STORED DATA =
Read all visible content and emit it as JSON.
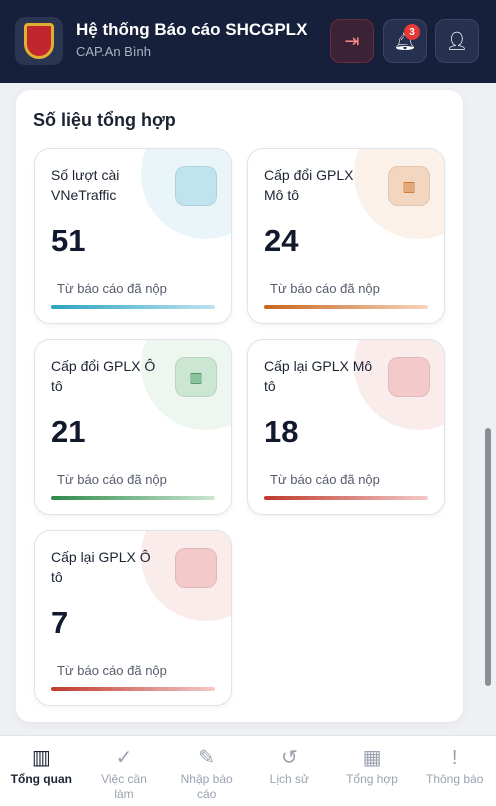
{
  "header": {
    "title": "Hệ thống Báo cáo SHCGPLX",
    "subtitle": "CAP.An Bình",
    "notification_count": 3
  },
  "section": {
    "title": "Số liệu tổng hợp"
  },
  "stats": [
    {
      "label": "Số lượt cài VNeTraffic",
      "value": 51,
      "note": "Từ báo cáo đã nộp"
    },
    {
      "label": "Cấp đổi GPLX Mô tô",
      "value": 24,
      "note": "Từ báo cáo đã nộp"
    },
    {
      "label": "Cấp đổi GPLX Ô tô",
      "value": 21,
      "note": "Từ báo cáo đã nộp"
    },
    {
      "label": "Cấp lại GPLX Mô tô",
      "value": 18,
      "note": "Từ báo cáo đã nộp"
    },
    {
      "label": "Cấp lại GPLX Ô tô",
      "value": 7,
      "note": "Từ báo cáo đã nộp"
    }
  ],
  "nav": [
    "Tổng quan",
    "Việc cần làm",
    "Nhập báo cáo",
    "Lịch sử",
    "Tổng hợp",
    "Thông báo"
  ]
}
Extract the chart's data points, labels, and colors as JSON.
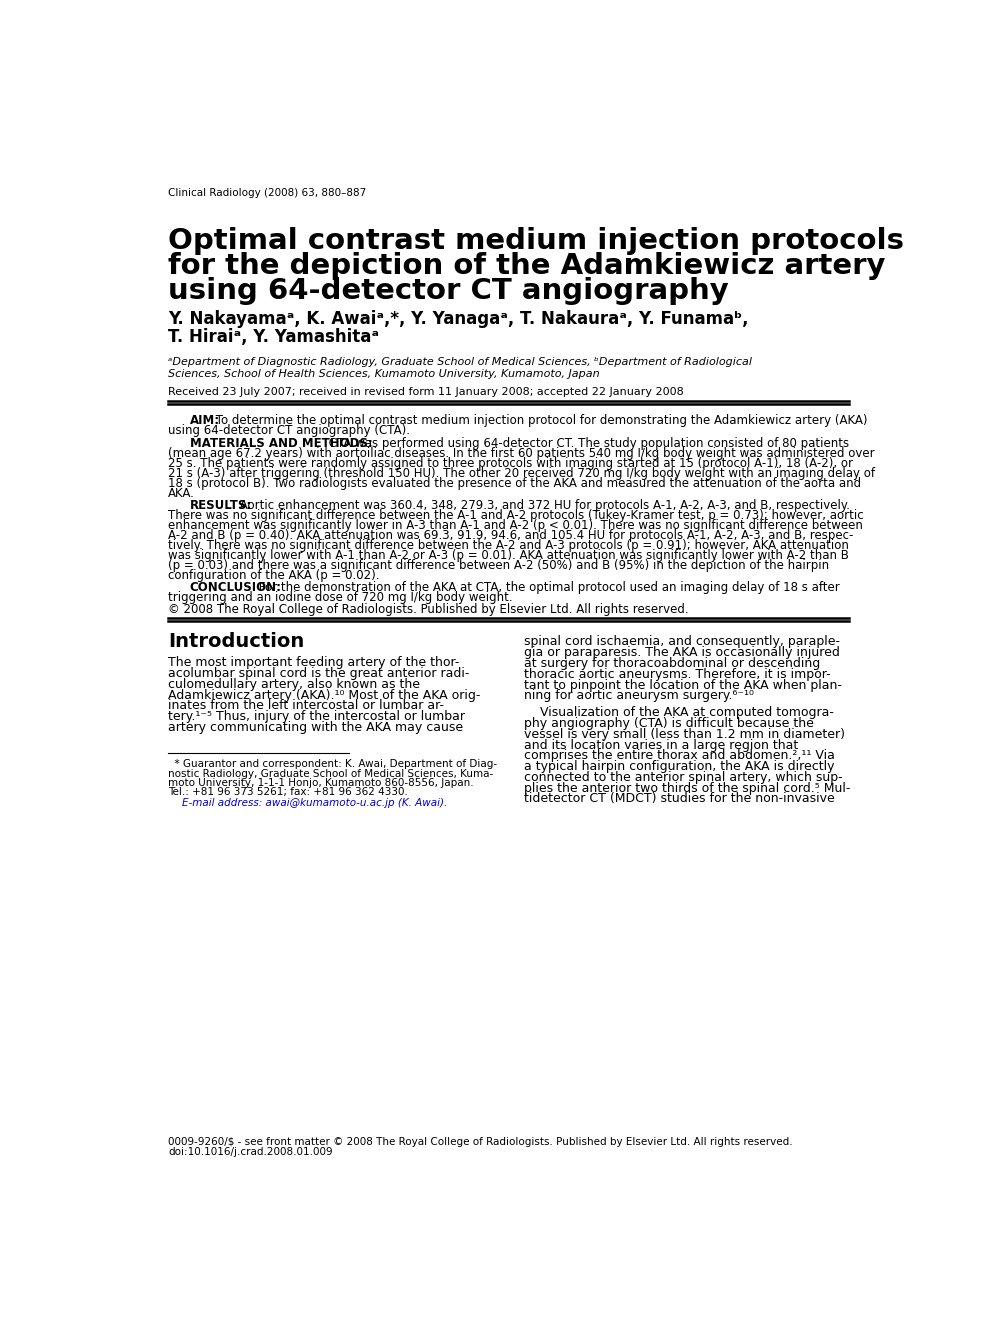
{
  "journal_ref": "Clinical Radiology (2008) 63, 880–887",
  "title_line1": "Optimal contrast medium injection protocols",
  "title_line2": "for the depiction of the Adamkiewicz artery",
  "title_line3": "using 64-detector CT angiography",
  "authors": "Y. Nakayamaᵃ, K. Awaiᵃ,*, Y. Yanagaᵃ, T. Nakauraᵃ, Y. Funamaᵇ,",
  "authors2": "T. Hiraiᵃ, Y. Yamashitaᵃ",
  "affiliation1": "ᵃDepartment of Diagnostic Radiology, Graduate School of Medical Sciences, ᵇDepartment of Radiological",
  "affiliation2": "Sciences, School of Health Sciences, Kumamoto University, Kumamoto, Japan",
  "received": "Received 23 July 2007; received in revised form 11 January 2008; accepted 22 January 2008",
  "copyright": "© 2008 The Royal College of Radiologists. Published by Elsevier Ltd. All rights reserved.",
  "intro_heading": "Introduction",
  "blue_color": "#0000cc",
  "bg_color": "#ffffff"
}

REQUIREMENTS = What comes back should match the records exactly, minus any pictures.

WORKED ANSWER =
Read all visible content and emit it as JSON.
{
  "header": {
    "title": "Hệ thống Báo cáo SHCGPLX",
    "subtitle": "CAP.An Bình",
    "notification_count": 3
  },
  "section": {
    "title": "Số liệu tổng hợp"
  },
  "stats": [
    {
      "label": "Số lượt cài VNeTraffic",
      "value": 51,
      "note": "Từ báo cáo đã nộp"
    },
    {
      "label": "Cấp đổi GPLX Mô tô",
      "value": 24,
      "note": "Từ báo cáo đã nộp"
    },
    {
      "label": "Cấp đổi GPLX Ô tô",
      "value": 21,
      "note": "Từ báo cáo đã nộp"
    },
    {
      "label": "Cấp lại GPLX Mô tô",
      "value": 18,
      "note": "Từ báo cáo đã nộp"
    },
    {
      "label": "Cấp lại GPLX Ô tô",
      "value": 7,
      "note": "Từ báo cáo đã nộp"
    }
  ],
  "nav": [
    "Tổng quan",
    "Việc cần làm",
    "Nhập báo cáo",
    "Lịch sử",
    "Tổng hợp",
    "Thông báo"
  ]
}
Extract the chart's data points, labels, and colors as JSON.
{
  "journal_ref": "Clinical Radiology (2008) 63, 880–887",
  "title_line1": "Optimal contrast medium injection protocols",
  "title_line2": "for the depiction of the Adamkiewicz artery",
  "title_line3": "using 64-detector CT angiography",
  "authors": "Y. Nakayamaᵃ, K. Awaiᵃ,*, Y. Yanagaᵃ, T. Nakauraᵃ, Y. Funamaᵇ,",
  "authors2": "T. Hiraiᵃ, Y. Yamashitaᵃ",
  "affiliation1": "ᵃDepartment of Diagnostic Radiology, Graduate School of Medical Sciences, ᵇDepartment of Radiological",
  "affiliation2": "Sciences, School of Health Sciences, Kumamoto University, Kumamoto, Japan",
  "received": "Received 23 July 2007; received in revised form 11 January 2008; accepted 22 January 2008",
  "copyright": "© 2008 The Royal College of Radiologists. Published by Elsevier Ltd. All rights reserved.",
  "intro_heading": "Introduction",
  "blue_color": "#0000cc",
  "bg_color": "#ffffff"
}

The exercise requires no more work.